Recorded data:
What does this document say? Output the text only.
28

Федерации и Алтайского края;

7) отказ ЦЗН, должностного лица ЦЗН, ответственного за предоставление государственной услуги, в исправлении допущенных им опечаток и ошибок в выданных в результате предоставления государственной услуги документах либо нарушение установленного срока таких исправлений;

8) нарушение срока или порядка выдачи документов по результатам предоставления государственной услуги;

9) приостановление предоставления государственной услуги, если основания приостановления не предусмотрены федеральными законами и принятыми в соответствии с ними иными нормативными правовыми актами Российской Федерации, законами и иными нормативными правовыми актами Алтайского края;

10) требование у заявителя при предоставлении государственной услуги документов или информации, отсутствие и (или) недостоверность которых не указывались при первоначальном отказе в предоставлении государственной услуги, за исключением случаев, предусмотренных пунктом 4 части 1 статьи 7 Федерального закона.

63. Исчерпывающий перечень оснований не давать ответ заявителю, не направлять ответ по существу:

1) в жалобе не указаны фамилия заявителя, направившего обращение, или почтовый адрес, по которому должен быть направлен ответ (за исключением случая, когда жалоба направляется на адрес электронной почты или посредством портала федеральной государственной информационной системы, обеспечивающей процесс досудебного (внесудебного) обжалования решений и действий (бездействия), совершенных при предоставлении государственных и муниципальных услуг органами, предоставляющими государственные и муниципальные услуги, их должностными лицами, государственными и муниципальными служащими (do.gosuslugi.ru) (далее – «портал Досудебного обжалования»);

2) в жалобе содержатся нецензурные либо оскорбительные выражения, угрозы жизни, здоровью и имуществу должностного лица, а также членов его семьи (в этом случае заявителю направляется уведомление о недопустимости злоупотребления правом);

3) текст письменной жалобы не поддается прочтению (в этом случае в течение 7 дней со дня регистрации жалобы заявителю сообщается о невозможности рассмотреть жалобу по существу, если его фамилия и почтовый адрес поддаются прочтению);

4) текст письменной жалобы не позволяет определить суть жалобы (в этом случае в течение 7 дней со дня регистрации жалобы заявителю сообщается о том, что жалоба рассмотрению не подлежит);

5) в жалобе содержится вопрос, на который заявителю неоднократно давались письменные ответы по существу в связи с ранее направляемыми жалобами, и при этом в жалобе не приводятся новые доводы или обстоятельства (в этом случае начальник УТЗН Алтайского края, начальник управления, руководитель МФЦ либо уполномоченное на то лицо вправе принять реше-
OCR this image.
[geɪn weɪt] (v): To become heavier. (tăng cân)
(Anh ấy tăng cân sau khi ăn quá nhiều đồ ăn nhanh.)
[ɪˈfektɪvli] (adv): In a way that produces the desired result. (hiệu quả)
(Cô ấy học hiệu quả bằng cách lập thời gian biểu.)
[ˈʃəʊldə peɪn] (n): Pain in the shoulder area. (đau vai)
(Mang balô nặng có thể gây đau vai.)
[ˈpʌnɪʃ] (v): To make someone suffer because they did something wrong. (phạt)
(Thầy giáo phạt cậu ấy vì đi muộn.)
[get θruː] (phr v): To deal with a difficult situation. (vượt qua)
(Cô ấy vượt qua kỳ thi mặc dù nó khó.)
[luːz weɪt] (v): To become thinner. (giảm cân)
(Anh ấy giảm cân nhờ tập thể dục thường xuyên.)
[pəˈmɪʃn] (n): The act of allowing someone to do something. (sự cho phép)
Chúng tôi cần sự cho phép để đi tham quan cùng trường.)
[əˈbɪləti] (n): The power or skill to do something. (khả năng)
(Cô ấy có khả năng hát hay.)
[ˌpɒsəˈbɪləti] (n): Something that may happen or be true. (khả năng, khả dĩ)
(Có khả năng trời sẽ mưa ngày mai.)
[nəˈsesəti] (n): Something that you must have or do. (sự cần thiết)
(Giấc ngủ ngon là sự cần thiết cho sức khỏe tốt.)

* SET TASK *
Print only the lines from the one with "OCR this image." to the end of the records, both included.

* COMPLETED EXERCISE *
OCR this image.
[geɪn weɪt] (v): To become heavier. (tăng cân)
(Anh ấy tăng cân sau khi ăn quá nhiều đồ ăn nhanh.)
[ɪˈfektɪvli] (adv): In a way that produces the desired result. (hiệu quả)
(Cô ấy học hiệu quả bằng cách lập thời gian biểu.)
[ˈʃəʊldə peɪn] (n): Pain in the shoulder area. (đau vai)
(Mang balô nặng có thể gây đau vai.)
[ˈpʌnɪʃ] (v): To make someone suffer because they did something wrong. (phạt)
(Thầy giáo phạt cậu ấy vì đi muộn.)
[get θruː] (phr v): To deal with a difficult situation. (vượt qua)
(Cô ấy vượt qua kỳ thi mặc dù nó khó.)
[luːz weɪt] (v): To become thinner. (giảm cân)
(Anh ấy giảm cân nhờ tập thể dục thường xuyên.)
[pəˈmɪʃn] (n): The act of allowing someone to do something. (sự cho phép)
Chúng tôi cần sự cho phép để đi tham quan cùng trường.)
[əˈbɪləti] (n): The power or skill to do something. (khả năng)
(Cô ấy có khả năng hát hay.)
[ˌpɒsəˈbɪləti] (n): Something that may happen or be true. (khả năng, khả dĩ)
(Có khả năng trời sẽ mưa ngày mai.)
[nəˈsesəti] (n): Something that you must have or do. (sự cần thiết)
(Giấc ngủ ngon là sự cần thiết cho sức khỏe tốt.)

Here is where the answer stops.